**INSTRUCTION**
Output the material beneath this task exactly, images excluded.
-- START DATA EXTRACT --
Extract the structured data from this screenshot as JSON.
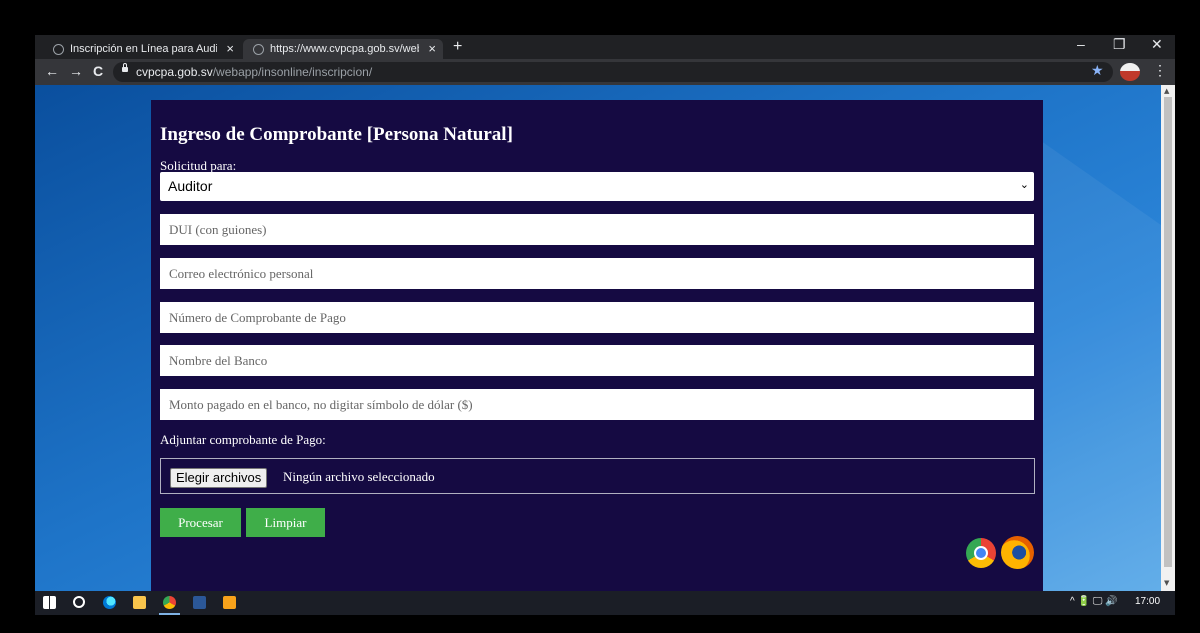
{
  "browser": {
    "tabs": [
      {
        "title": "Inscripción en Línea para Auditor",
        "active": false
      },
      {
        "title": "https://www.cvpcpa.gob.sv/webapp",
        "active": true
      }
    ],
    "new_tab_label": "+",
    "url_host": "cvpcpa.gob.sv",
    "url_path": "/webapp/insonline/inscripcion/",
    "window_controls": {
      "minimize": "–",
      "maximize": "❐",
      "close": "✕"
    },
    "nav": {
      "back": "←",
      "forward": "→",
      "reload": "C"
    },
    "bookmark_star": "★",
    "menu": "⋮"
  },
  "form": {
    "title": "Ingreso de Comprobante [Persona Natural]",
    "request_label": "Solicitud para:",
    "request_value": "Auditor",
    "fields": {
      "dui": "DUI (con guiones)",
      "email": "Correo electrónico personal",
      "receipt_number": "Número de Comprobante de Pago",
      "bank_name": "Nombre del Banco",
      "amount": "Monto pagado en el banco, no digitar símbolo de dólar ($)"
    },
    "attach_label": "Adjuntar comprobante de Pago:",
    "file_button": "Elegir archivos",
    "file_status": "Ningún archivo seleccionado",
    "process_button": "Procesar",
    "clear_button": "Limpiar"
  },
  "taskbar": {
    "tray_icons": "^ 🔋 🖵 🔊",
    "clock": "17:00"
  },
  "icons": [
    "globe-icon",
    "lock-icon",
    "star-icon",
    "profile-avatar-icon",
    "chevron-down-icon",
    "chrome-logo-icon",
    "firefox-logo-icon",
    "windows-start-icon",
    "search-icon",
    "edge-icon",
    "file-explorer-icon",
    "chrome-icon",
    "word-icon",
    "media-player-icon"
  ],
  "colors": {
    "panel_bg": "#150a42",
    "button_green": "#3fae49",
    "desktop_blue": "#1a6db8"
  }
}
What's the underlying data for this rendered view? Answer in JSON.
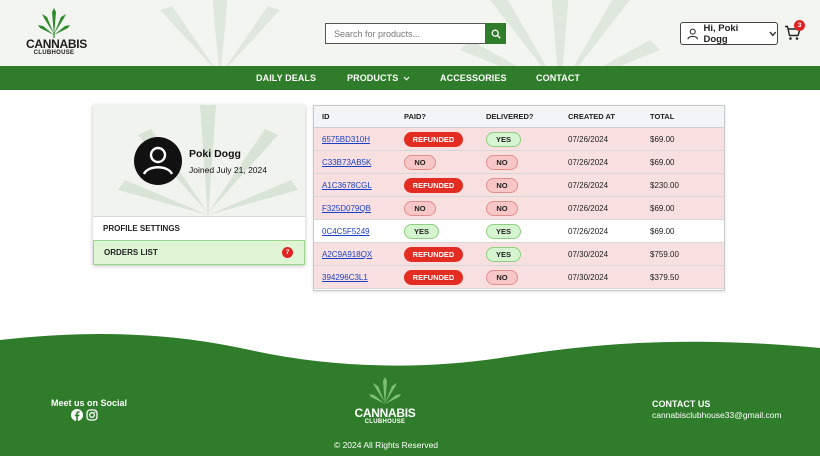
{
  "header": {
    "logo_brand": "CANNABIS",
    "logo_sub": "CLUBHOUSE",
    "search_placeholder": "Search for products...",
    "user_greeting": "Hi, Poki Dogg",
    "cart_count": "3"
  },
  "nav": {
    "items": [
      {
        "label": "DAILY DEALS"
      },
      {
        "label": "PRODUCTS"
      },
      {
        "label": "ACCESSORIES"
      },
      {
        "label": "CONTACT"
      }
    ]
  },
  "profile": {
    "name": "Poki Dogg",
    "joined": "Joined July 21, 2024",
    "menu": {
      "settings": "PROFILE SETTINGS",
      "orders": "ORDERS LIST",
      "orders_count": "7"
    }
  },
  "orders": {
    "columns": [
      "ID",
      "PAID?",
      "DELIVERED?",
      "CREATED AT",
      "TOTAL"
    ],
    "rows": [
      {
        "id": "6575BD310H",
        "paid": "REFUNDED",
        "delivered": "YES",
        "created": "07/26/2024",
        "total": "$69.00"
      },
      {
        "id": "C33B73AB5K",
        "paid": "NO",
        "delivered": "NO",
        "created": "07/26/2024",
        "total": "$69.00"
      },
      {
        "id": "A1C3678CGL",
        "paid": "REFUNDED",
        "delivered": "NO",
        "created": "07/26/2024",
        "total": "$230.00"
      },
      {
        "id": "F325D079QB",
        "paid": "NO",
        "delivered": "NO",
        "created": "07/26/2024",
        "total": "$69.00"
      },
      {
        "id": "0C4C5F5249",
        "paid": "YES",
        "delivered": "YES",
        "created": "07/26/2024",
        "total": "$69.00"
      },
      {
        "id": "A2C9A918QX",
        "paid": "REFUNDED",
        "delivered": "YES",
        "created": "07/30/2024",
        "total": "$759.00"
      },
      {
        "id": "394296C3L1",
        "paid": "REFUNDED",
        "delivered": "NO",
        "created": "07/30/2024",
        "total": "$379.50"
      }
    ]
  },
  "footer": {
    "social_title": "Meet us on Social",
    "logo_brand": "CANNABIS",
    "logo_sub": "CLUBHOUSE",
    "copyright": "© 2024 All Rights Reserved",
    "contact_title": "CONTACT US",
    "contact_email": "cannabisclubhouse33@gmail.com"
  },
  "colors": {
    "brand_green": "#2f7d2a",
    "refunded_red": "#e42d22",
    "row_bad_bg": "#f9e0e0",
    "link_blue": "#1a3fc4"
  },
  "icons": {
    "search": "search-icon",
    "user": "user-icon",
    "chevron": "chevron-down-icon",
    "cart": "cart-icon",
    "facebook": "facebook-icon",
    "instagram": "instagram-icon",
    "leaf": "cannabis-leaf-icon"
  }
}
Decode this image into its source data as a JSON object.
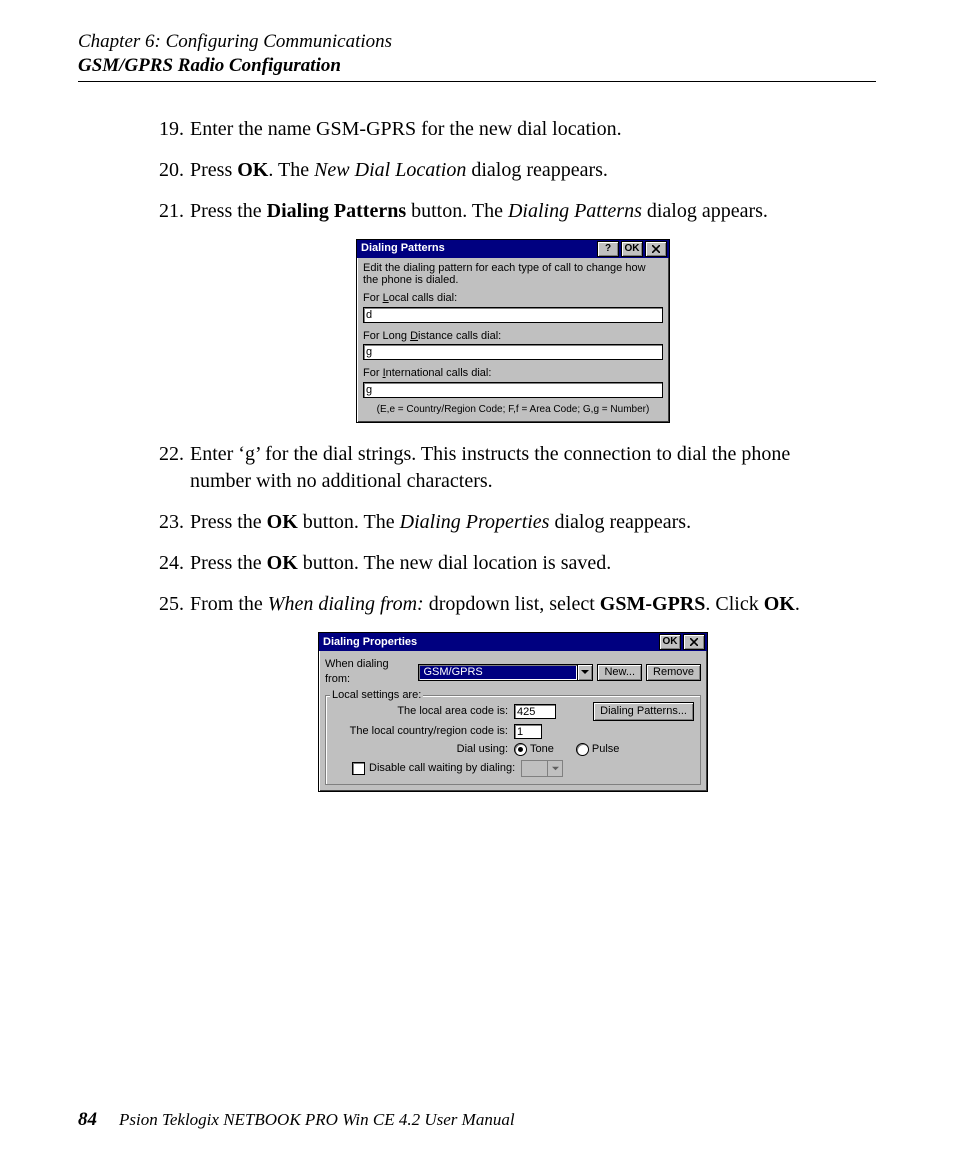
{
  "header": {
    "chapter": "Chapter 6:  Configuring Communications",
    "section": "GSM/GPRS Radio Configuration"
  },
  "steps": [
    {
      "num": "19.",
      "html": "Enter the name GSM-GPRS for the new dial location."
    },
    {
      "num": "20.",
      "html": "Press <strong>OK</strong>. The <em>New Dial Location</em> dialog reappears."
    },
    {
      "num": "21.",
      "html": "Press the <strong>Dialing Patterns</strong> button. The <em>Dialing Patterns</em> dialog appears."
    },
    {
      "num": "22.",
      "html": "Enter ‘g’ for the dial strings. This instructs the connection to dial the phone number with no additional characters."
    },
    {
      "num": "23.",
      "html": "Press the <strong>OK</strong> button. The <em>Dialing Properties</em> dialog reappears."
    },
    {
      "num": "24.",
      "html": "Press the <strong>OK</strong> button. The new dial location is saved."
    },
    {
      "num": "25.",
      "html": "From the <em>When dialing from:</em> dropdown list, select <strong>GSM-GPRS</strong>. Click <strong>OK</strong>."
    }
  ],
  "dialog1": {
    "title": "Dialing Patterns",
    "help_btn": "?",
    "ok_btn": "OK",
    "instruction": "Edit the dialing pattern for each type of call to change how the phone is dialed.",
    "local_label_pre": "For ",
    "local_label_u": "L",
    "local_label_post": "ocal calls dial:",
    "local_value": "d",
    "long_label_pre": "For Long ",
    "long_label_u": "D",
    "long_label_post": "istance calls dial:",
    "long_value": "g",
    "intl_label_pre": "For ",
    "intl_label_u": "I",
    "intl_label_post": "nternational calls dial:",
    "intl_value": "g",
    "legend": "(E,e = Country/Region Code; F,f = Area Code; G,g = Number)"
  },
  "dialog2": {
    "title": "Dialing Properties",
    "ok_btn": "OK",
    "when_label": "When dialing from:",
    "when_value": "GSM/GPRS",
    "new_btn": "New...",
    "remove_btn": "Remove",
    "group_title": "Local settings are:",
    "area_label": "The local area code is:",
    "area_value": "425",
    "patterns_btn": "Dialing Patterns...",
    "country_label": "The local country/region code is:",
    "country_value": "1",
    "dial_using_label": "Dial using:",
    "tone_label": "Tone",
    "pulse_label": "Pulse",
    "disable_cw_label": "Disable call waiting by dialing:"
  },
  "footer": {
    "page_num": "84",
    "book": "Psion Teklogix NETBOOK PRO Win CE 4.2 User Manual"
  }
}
-- END DATA EXTRACT --
**IN RESPONSE**
Extract the structured data from this screenshot as JSON.
{
  "browser": {
    "tabs": [
      {
        "title": "Inscripción en Línea para Auditor",
        "active": false
      },
      {
        "title": "https://www.cvpcpa.gob.sv/webapp",
        "active": true
      }
    ],
    "new_tab_label": "+",
    "url_host": "cvpcpa.gob.sv",
    "url_path": "/webapp/insonline/inscripcion/",
    "window_controls": {
      "minimize": "–",
      "maximize": "❐",
      "close": "✕"
    },
    "nav": {
      "back": "←",
      "forward": "→",
      "reload": "C"
    },
    "bookmark_star": "★",
    "menu": "⋮"
  },
  "form": {
    "title": "Ingreso de Comprobante [Persona Natural]",
    "request_label": "Solicitud para:",
    "request_value": "Auditor",
    "fields": {
      "dui": "DUI (con guiones)",
      "email": "Correo electrónico personal",
      "receipt_number": "Número de Comprobante de Pago",
      "bank_name": "Nombre del Banco",
      "amount": "Monto pagado en el banco, no digitar símbolo de dólar ($)"
    },
    "attach_label": "Adjuntar comprobante de Pago:",
    "file_button": "Elegir archivos",
    "file_status": "Ningún archivo seleccionado",
    "process_button": "Procesar",
    "clear_button": "Limpiar"
  },
  "taskbar": {
    "tray_icons": "^ 🔋 🖵 🔊",
    "clock": "17:00"
  },
  "icons": [
    "globe-icon",
    "lock-icon",
    "star-icon",
    "profile-avatar-icon",
    "chevron-down-icon",
    "chrome-logo-icon",
    "firefox-logo-icon",
    "windows-start-icon",
    "search-icon",
    "edge-icon",
    "file-explorer-icon",
    "chrome-icon",
    "word-icon",
    "media-player-icon"
  ],
  "colors": {
    "panel_bg": "#150a42",
    "button_green": "#3fae49",
    "desktop_blue": "#1a6db8"
  }
}
What's the underlying data for this rendered view? Answer in JSON.
{
  "header": {
    "logo_brand": "CANNABIS",
    "logo_sub": "CLUBHOUSE",
    "search_placeholder": "Search for products...",
    "user_greeting": "Hi, Poki Dogg",
    "cart_count": "3"
  },
  "nav": {
    "items": [
      {
        "label": "DAILY DEALS"
      },
      {
        "label": "PRODUCTS"
      },
      {
        "label": "ACCESSORIES"
      },
      {
        "label": "CONTACT"
      }
    ]
  },
  "profile": {
    "name": "Poki Dogg",
    "joined": "Joined July 21, 2024",
    "menu": {
      "settings": "PROFILE SETTINGS",
      "orders": "ORDERS LIST",
      "orders_count": "7"
    }
  },
  "orders": {
    "columns": [
      "ID",
      "PAID?",
      "DELIVERED?",
      "CREATED AT",
      "TOTAL"
    ],
    "rows": [
      {
        "id": "6575BD310H",
        "paid": "REFUNDED",
        "delivered": "YES",
        "created": "07/26/2024",
        "total": "$69.00"
      },
      {
        "id": "C33B73AB5K",
        "paid": "NO",
        "delivered": "NO",
        "created": "07/26/2024",
        "total": "$69.00"
      },
      {
        "id": "A1C3678CGL",
        "paid": "REFUNDED",
        "delivered": "NO",
        "created": "07/26/2024",
        "total": "$230.00"
      },
      {
        "id": "F325D079QB",
        "paid": "NO",
        "delivered": "NO",
        "created": "07/26/2024",
        "total": "$69.00"
      },
      {
        "id": "0C4C5F5249",
        "paid": "YES",
        "delivered": "YES",
        "created": "07/26/2024",
        "total": "$69.00"
      },
      {
        "id": "A2C9A918QX",
        "paid": "REFUNDED",
        "delivered": "YES",
        "created": "07/30/2024",
        "total": "$759.00"
      },
      {
        "id": "394296C3L1",
        "paid": "REFUNDED",
        "delivered": "NO",
        "created": "07/30/2024",
        "total": "$379.50"
      }
    ]
  },
  "footer": {
    "social_title": "Meet us on Social",
    "logo_brand": "CANNABIS",
    "logo_sub": "CLUBHOUSE",
    "copyright": "© 2024 All Rights Reserved",
    "contact_title": "CONTACT US",
    "contact_email": "cannabisclubhouse33@gmail.com"
  },
  "colors": {
    "brand_green": "#2f7d2a",
    "refunded_red": "#e42d22",
    "row_bad_bg": "#f9e0e0",
    "link_blue": "#1a3fc4"
  },
  "icons": {
    "search": "search-icon",
    "user": "user-icon",
    "chevron": "chevron-down-icon",
    "cart": "cart-icon",
    "facebook": "facebook-icon",
    "instagram": "instagram-icon",
    "leaf": "cannabis-leaf-icon"
  }
}
Decode this image into its source data as a JSON object.
{
  "header": {
    "chapter": "Chapter 6:  Configuring Communications",
    "section": "GSM/GPRS Radio Configuration"
  },
  "steps": [
    {
      "num": "19.",
      "html": "Enter the name GSM-GPRS for the new dial location."
    },
    {
      "num": "20.",
      "html": "Press <strong>OK</strong>. The <em>New Dial Location</em> dialog reappears."
    },
    {
      "num": "21.",
      "html": "Press the <strong>Dialing Patterns</strong> button. The <em>Dialing Patterns</em> dialog appears."
    },
    {
      "num": "22.",
      "html": "Enter ‘g’ for the dial strings. This instructs the connection to dial the phone number with no additional characters."
    },
    {
      "num": "23.",
      "html": "Press the <strong>OK</strong> button. The <em>Dialing Properties</em> dialog reappears."
    },
    {
      "num": "24.",
      "html": "Press the <strong>OK</strong> button. The new dial location is saved."
    },
    {
      "num": "25.",
      "html": "From the <em>When dialing from:</em> dropdown list, select <strong>GSM-GPRS</strong>. Click <strong>OK</strong>."
    }
  ],
  "dialog1": {
    "title": "Dialing Patterns",
    "help_btn": "?",
    "ok_btn": "OK",
    "instruction": "Edit the dialing pattern for each type of call to change how the phone is dialed.",
    "local_label_pre": "For ",
    "local_label_u": "L",
    "local_label_post": "ocal calls dial:",
    "local_value": "d",
    "long_label_pre": "For Long ",
    "long_label_u": "D",
    "long_label_post": "istance calls dial:",
    "long_value": "g",
    "intl_label_pre": "For ",
    "intl_label_u": "I",
    "intl_label_post": "nternational calls dial:",
    "intl_value": "g",
    "legend": "(E,e = Country/Region Code; F,f = Area Code; G,g = Number)"
  },
  "dialog2": {
    "title": "Dialing Properties",
    "ok_btn": "OK",
    "when_label": "When dialing from:",
    "when_value": "GSM/GPRS",
    "new_btn": "New...",
    "remove_btn": "Remove",
    "group_title": "Local settings are:",
    "area_label": "The local area code is:",
    "area_value": "425",
    "patterns_btn": "Dialing Patterns...",
    "country_label": "The local country/region code is:",
    "country_value": "1",
    "dial_using_label": "Dial using:",
    "tone_label": "Tone",
    "pulse_label": "Pulse",
    "disable_cw_label": "Disable call waiting by dialing:"
  },
  "footer": {
    "page_num": "84",
    "book": "Psion Teklogix NETBOOK PRO Win CE 4.2 User Manual"
  }
}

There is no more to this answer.